**Aim**
Reproduce the listing verbatim.

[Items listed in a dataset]
——————

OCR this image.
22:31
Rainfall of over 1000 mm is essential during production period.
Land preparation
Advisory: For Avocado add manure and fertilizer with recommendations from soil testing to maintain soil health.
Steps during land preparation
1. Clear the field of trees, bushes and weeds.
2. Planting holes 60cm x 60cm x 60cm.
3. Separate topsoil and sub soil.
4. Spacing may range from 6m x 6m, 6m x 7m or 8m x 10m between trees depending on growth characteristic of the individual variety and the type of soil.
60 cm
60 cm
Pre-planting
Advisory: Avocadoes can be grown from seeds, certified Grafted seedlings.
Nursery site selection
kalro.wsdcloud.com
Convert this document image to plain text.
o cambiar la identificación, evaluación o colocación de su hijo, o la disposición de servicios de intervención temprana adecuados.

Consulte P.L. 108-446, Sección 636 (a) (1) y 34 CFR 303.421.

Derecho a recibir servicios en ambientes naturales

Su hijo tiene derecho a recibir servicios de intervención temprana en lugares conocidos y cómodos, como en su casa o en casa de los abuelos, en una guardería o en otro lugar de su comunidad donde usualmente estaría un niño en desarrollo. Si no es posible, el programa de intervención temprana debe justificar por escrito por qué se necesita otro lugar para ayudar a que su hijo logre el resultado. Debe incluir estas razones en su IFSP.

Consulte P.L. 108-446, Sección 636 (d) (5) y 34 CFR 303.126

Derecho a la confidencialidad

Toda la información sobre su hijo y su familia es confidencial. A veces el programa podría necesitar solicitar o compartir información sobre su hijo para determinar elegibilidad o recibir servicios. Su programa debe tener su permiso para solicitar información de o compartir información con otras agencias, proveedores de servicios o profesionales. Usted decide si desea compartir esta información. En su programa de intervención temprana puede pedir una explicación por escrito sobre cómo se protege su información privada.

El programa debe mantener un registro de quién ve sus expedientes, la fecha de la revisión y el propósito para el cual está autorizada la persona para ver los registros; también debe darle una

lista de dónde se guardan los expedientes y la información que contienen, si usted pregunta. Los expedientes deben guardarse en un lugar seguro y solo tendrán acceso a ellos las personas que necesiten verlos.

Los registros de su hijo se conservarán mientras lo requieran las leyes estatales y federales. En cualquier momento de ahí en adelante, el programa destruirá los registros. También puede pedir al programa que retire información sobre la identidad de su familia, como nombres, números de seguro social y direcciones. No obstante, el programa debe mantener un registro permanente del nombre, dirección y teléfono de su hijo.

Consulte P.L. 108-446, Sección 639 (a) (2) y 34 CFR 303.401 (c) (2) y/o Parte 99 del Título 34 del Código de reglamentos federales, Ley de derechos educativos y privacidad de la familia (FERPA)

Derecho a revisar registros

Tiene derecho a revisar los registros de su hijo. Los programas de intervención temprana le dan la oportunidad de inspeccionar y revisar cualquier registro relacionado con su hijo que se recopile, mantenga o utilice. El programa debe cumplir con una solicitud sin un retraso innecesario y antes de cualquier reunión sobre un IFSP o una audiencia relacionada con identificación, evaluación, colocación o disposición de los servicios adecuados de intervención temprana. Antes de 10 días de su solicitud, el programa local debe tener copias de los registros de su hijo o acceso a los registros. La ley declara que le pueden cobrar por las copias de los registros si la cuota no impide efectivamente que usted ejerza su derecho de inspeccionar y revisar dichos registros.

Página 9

——————

**Expected answer**
OCR this image.
22:31
Rainfall of over 1000 mm is essential during production period.
Land preparation
Advisory: For Avocado add manure and fertilizer with recommendations from soil testing to maintain soil health.
Steps during land preparation
1. Clear the field of trees, bushes and weeds.
2. Planting holes 60cm x 60cm x 60cm.
3. Separate topsoil and sub soil.
4. Spacing may range from 6m x 6m, 6m x 7m or 8m x 10m between trees depending on growth characteristic of the individual variety and the type of soil.
60 cm
60 cm
Pre-planting
Advisory: Avocadoes can be grown from seeds, certified Grafted seedlings.
Nursery site selection
kalro.wsdcloud.com
Convert this document image to plain text.
o cambiar la identificación, evaluación o colocación de su hijo, o la disposición de servicios de intervención temprana adecuados.

Consulte P.L. 108-446, Sección 636 (a) (1) y 34 CFR 303.421.

Derecho a recibir servicios en ambientes naturales

Su hijo tiene derecho a recibir servicios de intervención temprana en lugares conocidos y cómodos, como en su casa o en casa de los abuelos, en una guardería o en otro lugar de su comunidad donde usualmente estaría un niño en desarrollo. Si no es posible, el programa de intervención temprana debe justificar por escrito por qué se necesita otro lugar para ayudar a que su hijo logre el resultado. Debe incluir estas razones en su IFSP.

Consulte P.L. 108-446, Sección 636 (d) (5) y 34 CFR 303.126

Derecho a la confidencialidad

Toda la información sobre su hijo y su familia es confidencial. A veces el programa podría necesitar solicitar o compartir información sobre su hijo para determinar elegibilidad o recibir servicios. Su programa debe tener su permiso para solicitar información de o compartir información con otras agencias, proveedores de servicios o profesionales. Usted decide si desea compartir esta información. En su programa de intervención temprana puede pedir una explicación por escrito sobre cómo se protege su información privada.

El programa debe mantener un registro de quién ve sus expedientes, la fecha de la revisión y el propósito para el cual está autorizada la persona para ver los registros; también debe darle una

lista de dónde se guardan los expedientes y la información que contienen, si usted pregunta. Los expedientes deben guardarse en un lugar seguro y solo tendrán acceso a ellos las personas que necesiten verlos.

Los registros de su hijo se conservarán mientras lo requieran las leyes estatales y federales. En cualquier momento de ahí en adelante, el programa destruirá los registros. También puede pedir al programa que retire información sobre la identidad de su familia, como nombres, números de seguro social y direcciones. No obstante, el programa debe mantener un registro permanente del nombre, dirección y teléfono de su hijo.

Consulte P.L. 108-446, Sección 639 (a) (2) y 34 CFR 303.401 (c) (2) y/o Parte 99 del Título 34 del Código de reglamentos federales, Ley de derechos educativos y privacidad de la familia (FERPA)

Derecho a revisar registros

Tiene derecho a revisar los registros de su hijo. Los programas de intervención temprana le dan la oportunidad de inspeccionar y revisar cualquier registro relacionado con su hijo que se recopile, mantenga o utilice. El programa debe cumplir con una solicitud sin un retraso innecesario y antes de cualquier reunión sobre un IFSP o una audiencia relacionada con identificación, evaluación, colocación o disposición de los servicios adecuados de intervención temprana. Antes de 10 días de su solicitud, el programa local debe tener copias de los registros de su hijo o acceso a los registros. La ley declara que le pueden cobrar por las copias de los registros si la cuota no impide efectivamente que usted ejerza su derecho de inspeccionar y revisar dichos registros.

Página 9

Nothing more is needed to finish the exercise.